Given exercise>
Extract every line of the material that holds the string "προϋπολογισμού".

◆ ◆ ◆ ◆ ◆ ◆ ◆

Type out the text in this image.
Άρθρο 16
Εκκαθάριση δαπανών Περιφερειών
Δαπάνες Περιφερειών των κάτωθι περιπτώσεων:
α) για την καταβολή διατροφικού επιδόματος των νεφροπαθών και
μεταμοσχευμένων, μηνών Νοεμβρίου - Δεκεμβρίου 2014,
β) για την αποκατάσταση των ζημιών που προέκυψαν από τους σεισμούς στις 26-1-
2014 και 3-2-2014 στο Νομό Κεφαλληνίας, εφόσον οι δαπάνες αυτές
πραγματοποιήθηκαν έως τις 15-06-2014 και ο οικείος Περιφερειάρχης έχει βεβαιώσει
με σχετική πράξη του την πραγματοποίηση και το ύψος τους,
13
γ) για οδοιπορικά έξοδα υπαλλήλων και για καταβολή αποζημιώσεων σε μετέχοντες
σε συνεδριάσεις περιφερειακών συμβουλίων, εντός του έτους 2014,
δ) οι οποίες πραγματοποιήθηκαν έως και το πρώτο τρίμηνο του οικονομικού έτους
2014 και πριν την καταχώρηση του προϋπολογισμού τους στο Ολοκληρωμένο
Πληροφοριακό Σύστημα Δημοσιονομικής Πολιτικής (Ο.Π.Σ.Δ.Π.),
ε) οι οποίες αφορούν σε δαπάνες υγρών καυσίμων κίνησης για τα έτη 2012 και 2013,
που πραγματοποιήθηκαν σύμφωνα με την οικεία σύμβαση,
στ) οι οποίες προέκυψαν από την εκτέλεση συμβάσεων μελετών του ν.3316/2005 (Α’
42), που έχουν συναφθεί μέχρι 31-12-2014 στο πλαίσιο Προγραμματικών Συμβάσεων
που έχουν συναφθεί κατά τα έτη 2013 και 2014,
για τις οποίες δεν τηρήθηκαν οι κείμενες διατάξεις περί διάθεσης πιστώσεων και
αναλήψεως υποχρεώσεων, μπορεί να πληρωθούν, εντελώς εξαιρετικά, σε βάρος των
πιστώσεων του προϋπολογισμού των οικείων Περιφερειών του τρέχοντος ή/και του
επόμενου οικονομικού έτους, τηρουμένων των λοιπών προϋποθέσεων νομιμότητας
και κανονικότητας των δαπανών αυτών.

◆ ◆ ◆ ◆ ◆ ◆ ◆

Reply to the task>
2014 και πριν την καταχώρηση του προϋπολογισμού τους στο Ολοκληρωμένο
πιστώσεων του προϋπολογισμού των οικείων Περιφερειών του τρέχοντος ή/και του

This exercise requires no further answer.